§ **YOUR OBJECTIVE**: Can you copy out the data exactly? Leave the images out.

§ **DATA FOR THIS EXERCISE**:
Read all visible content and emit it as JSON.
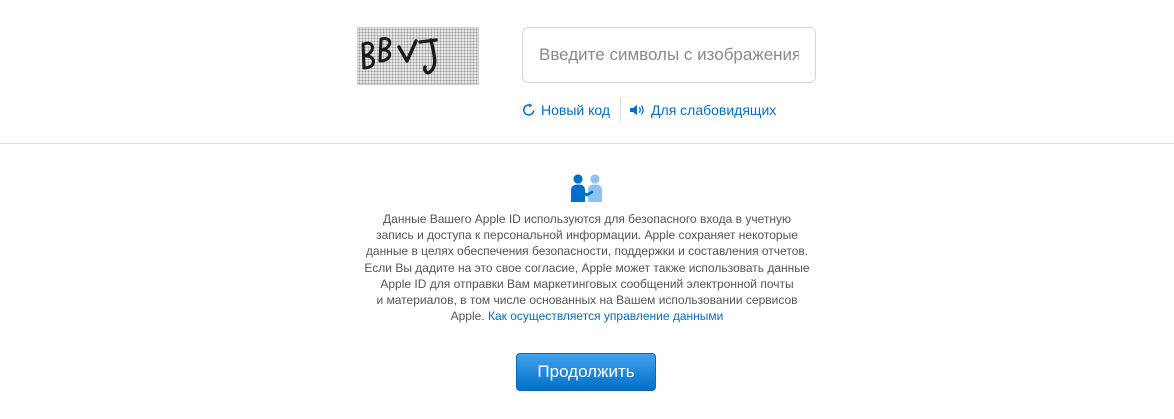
{
  "captcha": {
    "image_text": "BBVJ",
    "input_placeholder": "Введите символы с изображения",
    "input_value": "",
    "new_code_label": "Новый код",
    "new_code_icon": "refresh-icon",
    "audio_label": "Для слабовидящих",
    "audio_icon": "speaker-icon"
  },
  "privacy": {
    "icon": "handshake-people-icon",
    "lines": [
      "Данные Вашего Apple ID используются для безопасного входа в учетную",
      "запись и доступа к персональной информации. Apple сохраняет некоторые",
      "данные в целях обеспечения безопасности, поддержки и составления отчетов.",
      "Если Вы дадите на это свое согласие, Apple может также использовать данные",
      "Apple ID для отправки Вам маркетинговых сообщений электронной почты",
      "и материалов, в том числе основанных на Вашем использовании сервисов"
    ],
    "last_line_prefix": "Apple.",
    "link_label": "Как осуществляется управление данными"
  },
  "continue_button": {
    "label": "Продолжить"
  },
  "colors": {
    "link": "#0070c9",
    "button_top": "#42a1ec",
    "button_bottom": "#0070c9",
    "icon_dark": "#0070c9",
    "icon_light": "#8fc3ee"
  }
}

§ **THE COMPLETED TASK**:
Read all visible content and emit it as JSON.
{
  "captcha": {
    "image_text": "BBVJ",
    "input_placeholder": "Введите символы с изображения",
    "input_value": "",
    "new_code_label": "Новый код",
    "new_code_icon": "refresh-icon",
    "audio_label": "Для слабовидящих",
    "audio_icon": "speaker-icon"
  },
  "privacy": {
    "icon": "handshake-people-icon",
    "lines": [
      "Данные Вашего Apple ID используются для безопасного входа в учетную",
      "запись и доступа к персональной информации. Apple сохраняет некоторые",
      "данные в целях обеспечения безопасности, поддержки и составления отчетов.",
      "Если Вы дадите на это свое согласие, Apple может также использовать данные",
      "Apple ID для отправки Вам маркетинговых сообщений электронной почты",
      "и материалов, в том числе основанных на Вашем использовании сервисов"
    ],
    "last_line_prefix": "Apple.",
    "link_label": "Как осуществляется управление данными"
  },
  "continue_button": {
    "label": "Продолжить"
  },
  "colors": {
    "link": "#0070c9",
    "button_top": "#42a1ec",
    "button_bottom": "#0070c9",
    "icon_dark": "#0070c9",
    "icon_light": "#8fc3ee"
  }
}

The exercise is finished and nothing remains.